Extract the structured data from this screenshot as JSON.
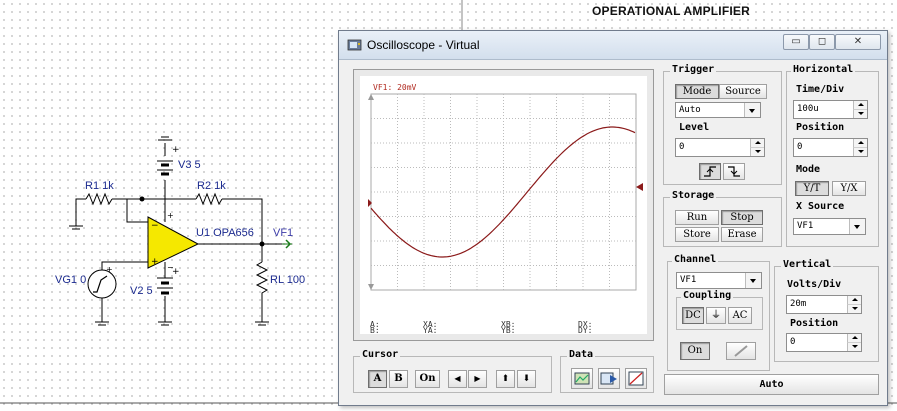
{
  "document": {
    "title": "OPERATIONAL AMPLIFIER"
  },
  "schematic": {
    "components": {
      "r1": "R1 1k",
      "r2": "R2 1k",
      "v3": "V3 5",
      "v2": "V2 5",
      "u1": "U1 OPA656",
      "vg1": "VG1 0",
      "rl": "RL 100",
      "vf1": "VF1"
    }
  },
  "oscilloscope": {
    "title": "Oscilloscope - Virtual",
    "window_buttons": {
      "minimize": "▭",
      "maximize": "◻",
      "close": "✕"
    },
    "screen": {
      "channel_label": "VF1: 20mV",
      "trace_color": "#8b1a1a",
      "cursor_readouts": [
        [
          "A:",
          "XA:",
          "XB:",
          "DX:"
        ],
        [
          "B:",
          "YA:",
          "YB:",
          "DY:"
        ]
      ]
    },
    "trigger": {
      "title": "Trigger",
      "mode_label": "Mode",
      "source_label": "Source",
      "mode_value": "Auto",
      "level_label": "Level",
      "level_value": "0",
      "edge_rising_icon": "rising-edge-icon",
      "edge_falling_icon": "falling-edge-icon"
    },
    "horizontal": {
      "title": "Horizontal",
      "time_div_label": "Time/Div",
      "time_div_value": "100u",
      "position_label": "Position",
      "position_value": "0",
      "mode_label": "Mode",
      "mode_yt": "Y/T",
      "mode_yx": "Y/X",
      "x_source_label": "X Source",
      "x_source_value": "VF1"
    },
    "storage": {
      "title": "Storage",
      "run": "Run",
      "stop": "Stop",
      "store": "Store",
      "erase": "Erase"
    },
    "channel": {
      "title": "Channel",
      "value": "VF1",
      "coupling_title": "Coupling",
      "dc": "DC",
      "ground_glyph": "⏚",
      "ac": "AC",
      "on": "On"
    },
    "vertical": {
      "title": "Vertical",
      "volts_div_label": "Volts/Div",
      "volts_div_value": "20m",
      "position_label": "Position",
      "position_value": "0"
    },
    "cursor": {
      "title": "Cursor",
      "a": "A",
      "b": "B",
      "on": "On",
      "left": "◀",
      "right": "▶",
      "up": "⬆",
      "down": "⬇"
    },
    "data": {
      "title": "Data"
    },
    "auto_button": "Auto"
  }
}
********
■ **Given exercise**
Give back every line exactly as it stands, pictures excluded.

■ **Finished task**
Extract the structured data from this screenshot as JSON.
{
  "document": {
    "title": "OPERATIONAL AMPLIFIER"
  },
  "schematic": {
    "components": {
      "r1": "R1 1k",
      "r2": "R2 1k",
      "v3": "V3 5",
      "v2": "V2 5",
      "u1": "U1 OPA656",
      "vg1": "VG1 0",
      "rl": "RL 100",
      "vf1": "VF1"
    }
  },
  "oscilloscope": {
    "title": "Oscilloscope - Virtual",
    "window_buttons": {
      "minimize": "▭",
      "maximize": "◻",
      "close": "✕"
    },
    "screen": {
      "channel_label": "VF1: 20mV",
      "trace_color": "#8b1a1a",
      "cursor_readouts": [
        [
          "A:",
          "XA:",
          "XB:",
          "DX:"
        ],
        [
          "B:",
          "YA:",
          "YB:",
          "DY:"
        ]
      ]
    },
    "trigger": {
      "title": "Trigger",
      "mode_label": "Mode",
      "source_label": "Source",
      "mode_value": "Auto",
      "level_label": "Level",
      "level_value": "0",
      "edge_rising_icon": "rising-edge-icon",
      "edge_falling_icon": "falling-edge-icon"
    },
    "horizontal": {
      "title": "Horizontal",
      "time_div_label": "Time/Div",
      "time_div_value": "100u",
      "position_label": "Position",
      "position_value": "0",
      "mode_label": "Mode",
      "mode_yt": "Y/T",
      "mode_yx": "Y/X",
      "x_source_label": "X Source",
      "x_source_value": "VF1"
    },
    "storage": {
      "title": "Storage",
      "run": "Run",
      "stop": "Stop",
      "store": "Store",
      "erase": "Erase"
    },
    "channel": {
      "title": "Channel",
      "value": "VF1",
      "coupling_title": "Coupling",
      "dc": "DC",
      "ground_glyph": "⏚",
      "ac": "AC",
      "on": "On"
    },
    "vertical": {
      "title": "Vertical",
      "volts_div_label": "Volts/Div",
      "volts_div_value": "20m",
      "position_label": "Position",
      "position_value": "0"
    },
    "cursor": {
      "title": "Cursor",
      "a": "A",
      "b": "B",
      "on": "On",
      "left": "◀",
      "right": "▶",
      "up": "⬆",
      "down": "⬇"
    },
    "data": {
      "title": "Data"
    },
    "auto_button": "Auto"
  }
}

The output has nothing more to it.